▸ Aim
In the listing below, pick out lines with "automation".

──────────

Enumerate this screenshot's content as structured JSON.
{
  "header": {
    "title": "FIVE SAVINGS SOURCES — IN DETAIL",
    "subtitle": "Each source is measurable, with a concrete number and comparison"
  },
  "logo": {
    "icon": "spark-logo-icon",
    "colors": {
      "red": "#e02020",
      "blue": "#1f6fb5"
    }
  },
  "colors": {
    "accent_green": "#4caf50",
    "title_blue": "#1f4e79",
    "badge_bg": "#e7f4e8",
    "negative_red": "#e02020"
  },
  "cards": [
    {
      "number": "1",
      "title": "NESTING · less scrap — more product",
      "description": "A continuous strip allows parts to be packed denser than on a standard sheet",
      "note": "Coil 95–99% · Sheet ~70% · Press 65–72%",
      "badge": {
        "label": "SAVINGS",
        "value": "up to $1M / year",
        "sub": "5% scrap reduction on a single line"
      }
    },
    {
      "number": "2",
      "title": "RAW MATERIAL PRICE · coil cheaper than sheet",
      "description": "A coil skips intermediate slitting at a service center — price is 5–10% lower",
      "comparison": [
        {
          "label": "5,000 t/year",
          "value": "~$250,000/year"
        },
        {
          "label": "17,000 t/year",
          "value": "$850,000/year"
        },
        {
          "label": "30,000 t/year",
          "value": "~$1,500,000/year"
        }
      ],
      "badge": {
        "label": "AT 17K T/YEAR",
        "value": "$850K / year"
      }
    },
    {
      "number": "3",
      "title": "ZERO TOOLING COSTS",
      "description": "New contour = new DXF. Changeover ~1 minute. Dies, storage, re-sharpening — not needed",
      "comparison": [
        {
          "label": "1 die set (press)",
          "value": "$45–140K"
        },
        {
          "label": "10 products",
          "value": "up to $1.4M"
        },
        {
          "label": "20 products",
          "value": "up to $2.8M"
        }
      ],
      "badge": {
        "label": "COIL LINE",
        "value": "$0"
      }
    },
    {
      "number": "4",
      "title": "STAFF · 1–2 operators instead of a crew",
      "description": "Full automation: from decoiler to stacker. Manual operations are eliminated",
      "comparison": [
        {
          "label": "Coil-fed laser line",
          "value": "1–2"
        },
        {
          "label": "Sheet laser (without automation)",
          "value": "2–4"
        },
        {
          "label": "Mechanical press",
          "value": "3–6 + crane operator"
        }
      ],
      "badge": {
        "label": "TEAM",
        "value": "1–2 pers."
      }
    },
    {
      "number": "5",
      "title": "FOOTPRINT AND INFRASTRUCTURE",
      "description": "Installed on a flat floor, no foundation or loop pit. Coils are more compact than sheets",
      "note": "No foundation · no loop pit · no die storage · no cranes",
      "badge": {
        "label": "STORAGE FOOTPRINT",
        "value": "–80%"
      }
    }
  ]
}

──────────

▸ Response to the exercise
      "description": "Full automation: from decoiler to stacker. Manual operations are eliminated",
          "label": "Sheet laser (without automation)",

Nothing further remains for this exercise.